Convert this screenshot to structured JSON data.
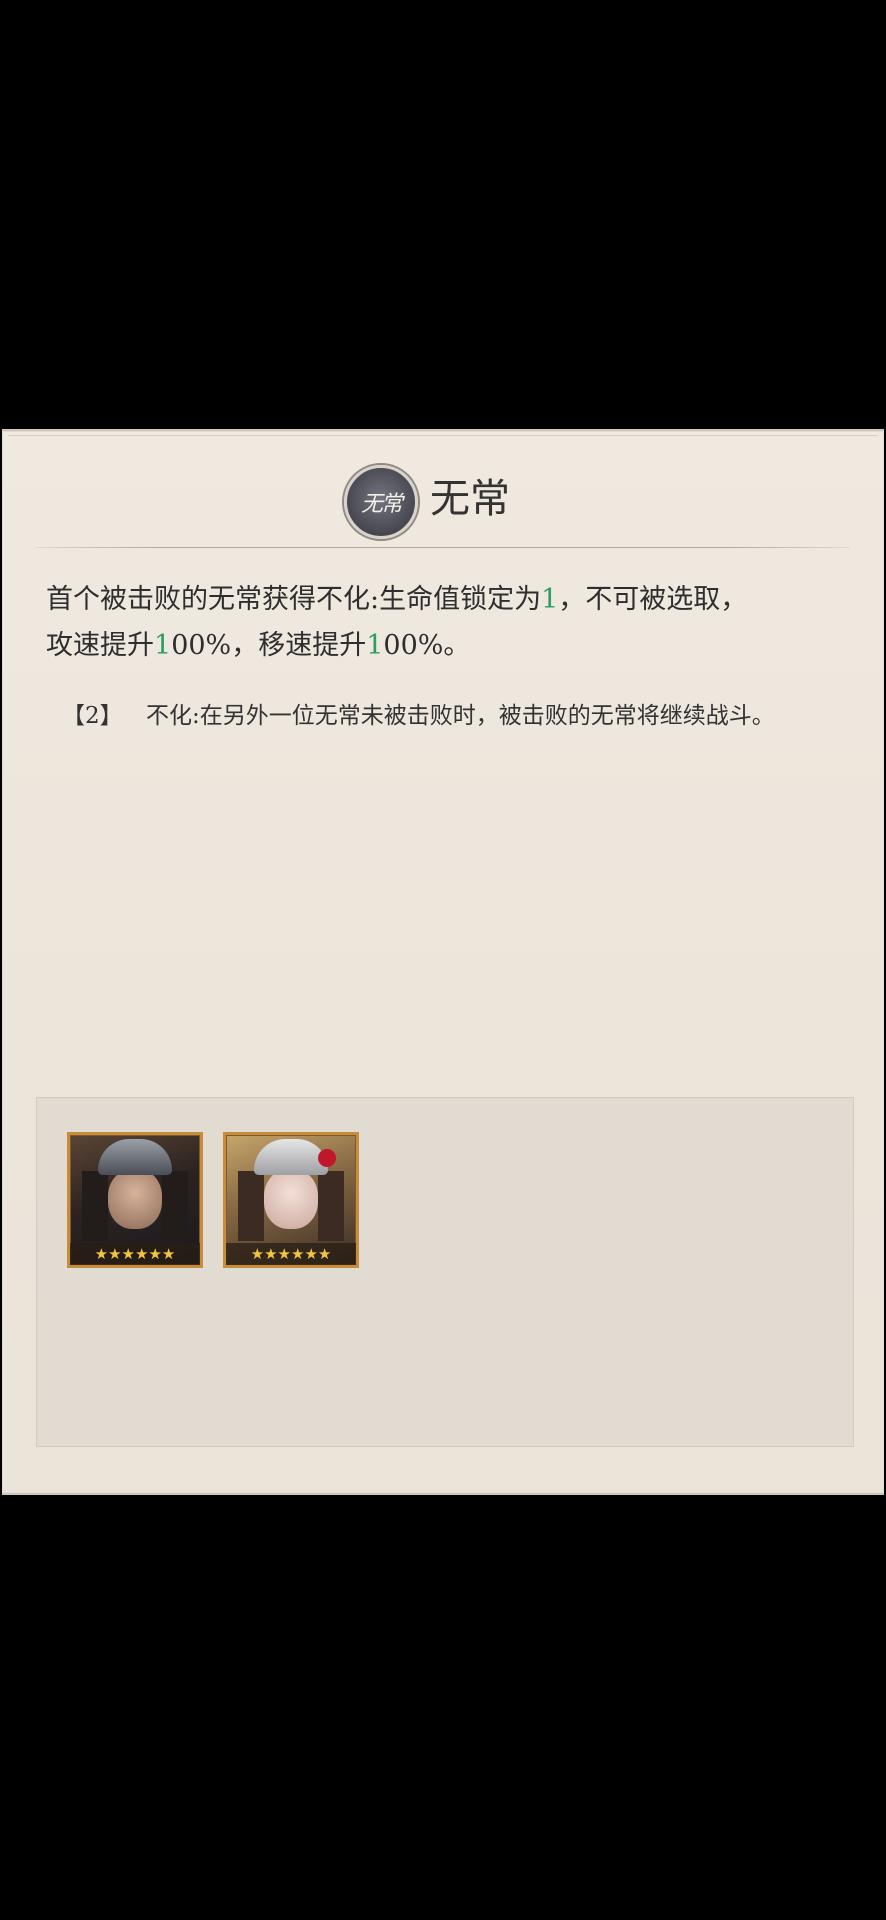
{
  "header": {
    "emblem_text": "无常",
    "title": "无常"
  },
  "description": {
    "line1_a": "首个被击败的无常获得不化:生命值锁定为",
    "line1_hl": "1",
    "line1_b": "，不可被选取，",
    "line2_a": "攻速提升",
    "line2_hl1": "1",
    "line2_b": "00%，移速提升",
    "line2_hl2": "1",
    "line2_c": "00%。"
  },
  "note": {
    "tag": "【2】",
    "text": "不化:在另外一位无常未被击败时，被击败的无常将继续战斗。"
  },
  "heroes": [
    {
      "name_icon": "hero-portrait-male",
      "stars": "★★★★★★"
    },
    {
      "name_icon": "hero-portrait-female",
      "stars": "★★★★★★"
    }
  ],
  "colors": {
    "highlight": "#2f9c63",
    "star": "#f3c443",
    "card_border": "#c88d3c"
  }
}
==
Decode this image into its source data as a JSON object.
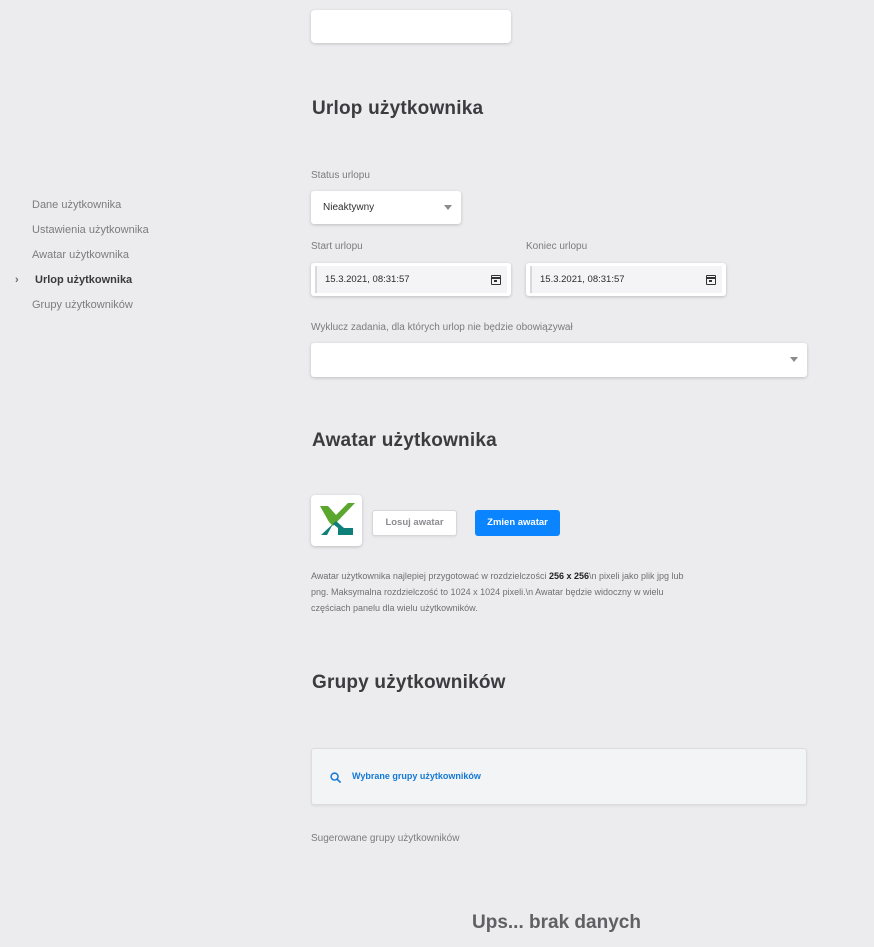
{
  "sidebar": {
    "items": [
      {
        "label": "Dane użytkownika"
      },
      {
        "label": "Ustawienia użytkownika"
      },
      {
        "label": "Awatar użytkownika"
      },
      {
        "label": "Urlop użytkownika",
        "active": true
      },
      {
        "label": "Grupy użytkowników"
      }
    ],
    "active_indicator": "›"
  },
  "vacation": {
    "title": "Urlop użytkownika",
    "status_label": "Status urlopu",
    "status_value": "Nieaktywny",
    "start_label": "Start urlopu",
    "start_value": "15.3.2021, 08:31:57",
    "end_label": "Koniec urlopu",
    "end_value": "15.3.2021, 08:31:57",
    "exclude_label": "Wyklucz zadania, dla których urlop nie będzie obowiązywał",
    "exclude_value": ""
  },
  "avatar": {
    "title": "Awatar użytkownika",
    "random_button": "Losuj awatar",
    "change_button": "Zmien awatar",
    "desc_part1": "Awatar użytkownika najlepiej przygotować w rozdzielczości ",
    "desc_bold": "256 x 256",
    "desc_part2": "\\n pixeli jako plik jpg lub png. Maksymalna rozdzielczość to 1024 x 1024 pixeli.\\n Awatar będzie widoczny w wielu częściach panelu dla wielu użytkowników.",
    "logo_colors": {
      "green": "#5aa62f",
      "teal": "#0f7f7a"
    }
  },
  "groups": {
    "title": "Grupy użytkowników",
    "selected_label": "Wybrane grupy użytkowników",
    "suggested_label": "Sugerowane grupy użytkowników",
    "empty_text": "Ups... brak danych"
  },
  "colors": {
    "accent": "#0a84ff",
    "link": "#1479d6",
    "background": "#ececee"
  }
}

(Direction):
Give every line of the material that includes the string "urlopu".

(Answer for this exercise):
    "status_label": "Status urlopu",
    "start_label": "Start urlopu",
    "end_label": "Koniec urlopu",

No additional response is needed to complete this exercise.